◆ **Document passage**:
# Keeping track of completed books



## ConnieK (Jan 7, 2009)

Does anyone keep track of the books they have read?  When my grandmother passed away, my mother found a beautiful journal in which my grandmother had tracked every book she had read for about the prior 50 years.  (and in that gorgeous handwriting that doesn't seem to be taught anymore - at least wasn't to me)  About 15 years ago, I started tracking the books I read in a large address book, keeping the books sorted alphabetically by authors' names.  I included a brief description and used a 5-star rating system.  I enjoyed looking through this occasionally and it was also helpful in keeping me from buying/lending books I had already read.  

A couple of years ago, I found a website - www.goodreads.com - that provides an excellent way of keeping track of books read electronically (under the "my books" heading).  The lists can be sorted by bookshelf category, author, and date read (and probably other ways as well)  It is also a nice source of book reviews and for keeping track of fellow book reading friends.  Since we are all such book nuts here, I thought others might be interested in this as well.  If so - enjoy!


----------



## nelamvr6 (Jan 29, 2009)

Oooh!  Nice link!  Thanks!


----------



## Benjamin (Dec 26, 2008)

Shelfari does that as well, plus ya can post widgets of it on your blogs and facebook and myspace as well.


----------



## BambiB (Dec 22, 2008)

That's a really cool idea!!  Thanks ConnieK!


----------



## robin.goodfellow (Nov 17, 2008)

That's a great idea, ConnieK.  I always buy address books b/c I like the covers or the pages, but nobody I know ever moves.  That is a super cool suggestion.

◆ **Information provided**:

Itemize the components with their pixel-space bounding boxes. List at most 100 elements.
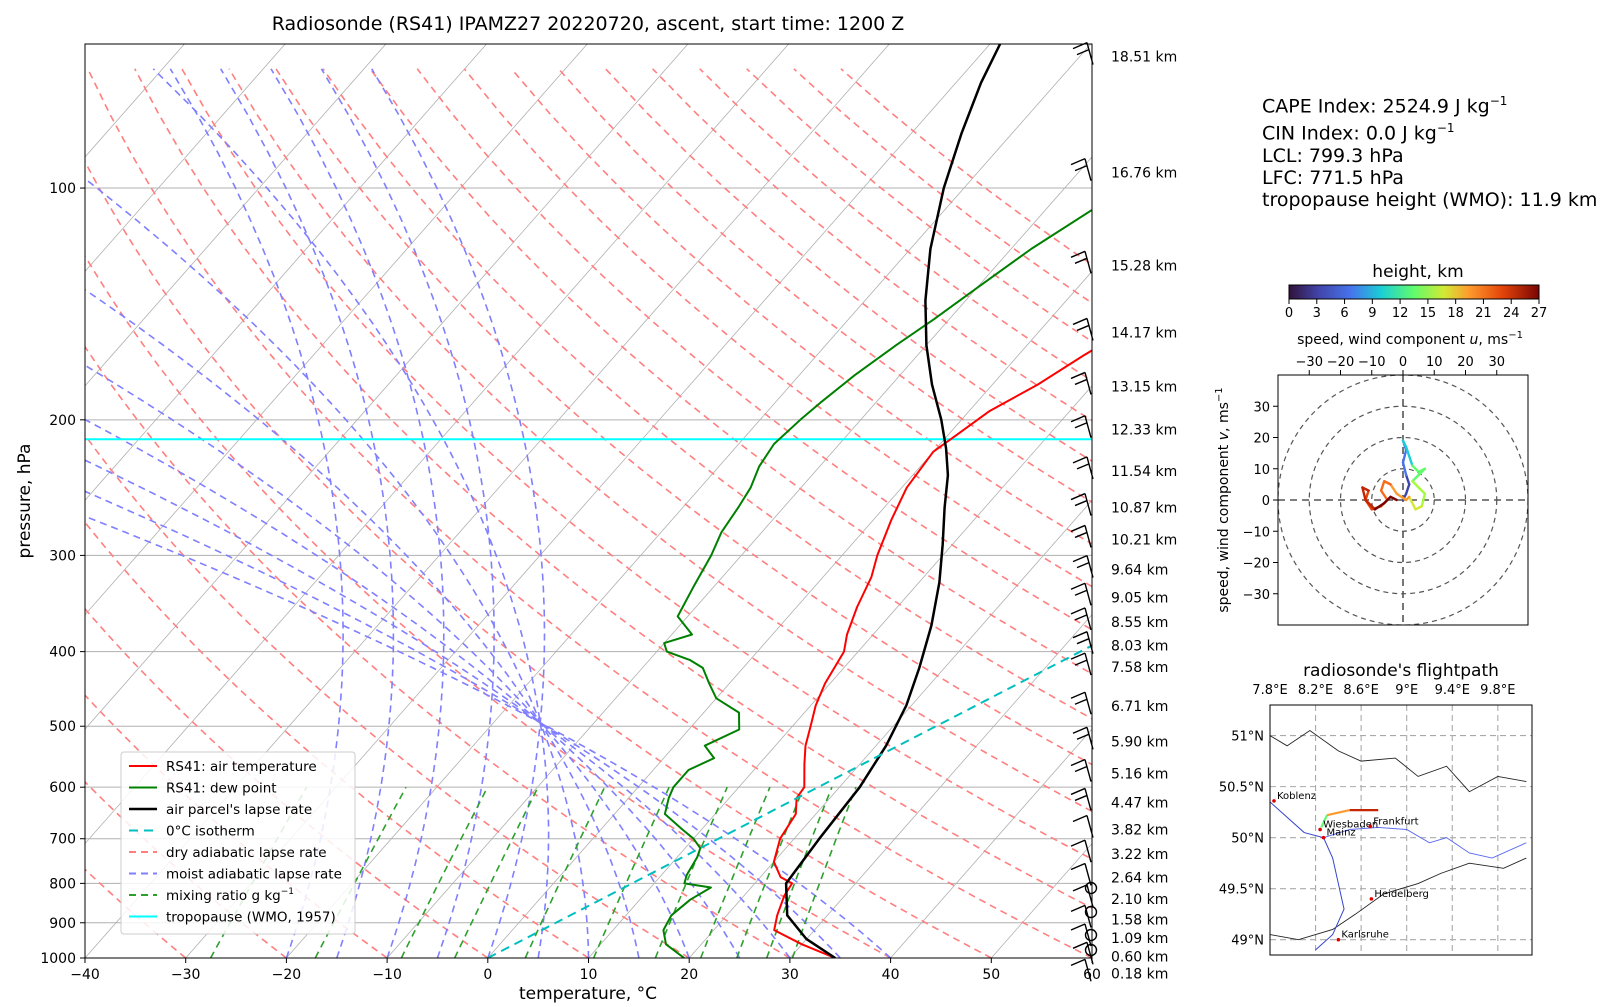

◆ **To be done**:
1/ In the book-tracking thread, rewrite the paragraph beginning "Does anyone keep track of the books they have read?" as a short list that keeps its main facts.
2/ Based on the book-tracking thread, decide whether each statement is true. Answer yes or no, and quote the words that decide it.
(a) The lists on the website ConnieK found can be sorted by author.
(b) Shelfari offers no way to show a reading list on a blog.
(c) Many of the people robin.goodfellow knows move often.
3/ Continue the book-tracking thread with the next reply after robin.goodfellow's post.

◆ **Answers provided**:
1/
- After the poster's grandmother passed away, the poster's mother found a beautiful journal in which the grandmother had tracked every book she read for about 50 years, in handwriting that no longer seems to be taught.
- About 15 years ago, the poster began tracking books read in a large address book, sorted alphabetically by authors' names.
- Each entry had a brief description and a 5-star rating.
- The poster enjoyed looking through it, and it helped prevent buying or lending books already read.

2/
(a) Yes: "The lists can be sorted by bookshelf category, author, and date read"
(b) No: "plus ya can post widgets of it on your blogs and facebook and myspace as well"
(c) No: "but nobody I know ever moves"

3/
I use goodreads.com too!  Isn't it great?  I'm way quote-happy, I'm up to 18 pages of them.  I'm robin.goodfellow there, too.  Who are you?


~robin


----------



## Britt (Feb 8, 2009)

On Facebook there is an application (I think it's called Visual Bookshelf) where you can keep track of books you've read, want to read, own, are currently reading, etc. and rate them as well as write reviews. Mine only has a little more than 100, just the ones I could think of off the top of my head, because I don't have the patience or the memory to think back to every single book I've ever read! There is also a website called Daytum (http://www.daytum.com) that lets you keep track of any kind of data you want via graphs, lists, etc. It's still in beta mode, though, so it takes a while to get an invite, but it's pretty cool. Once I get my Kindle I'm going to start keeping track of all kinds of Kindle-related things!


----------



## robin.goodfellow (Nov 17, 2008)

Goodreads.com also has a Facebook application. It seems to work intermittently, but last time I updated my currently-reading list, it updated at Facebook too.


----------



## ConnieK (Jan 7, 2009)

Wow - I had no idea there were so many book tracking resources out there.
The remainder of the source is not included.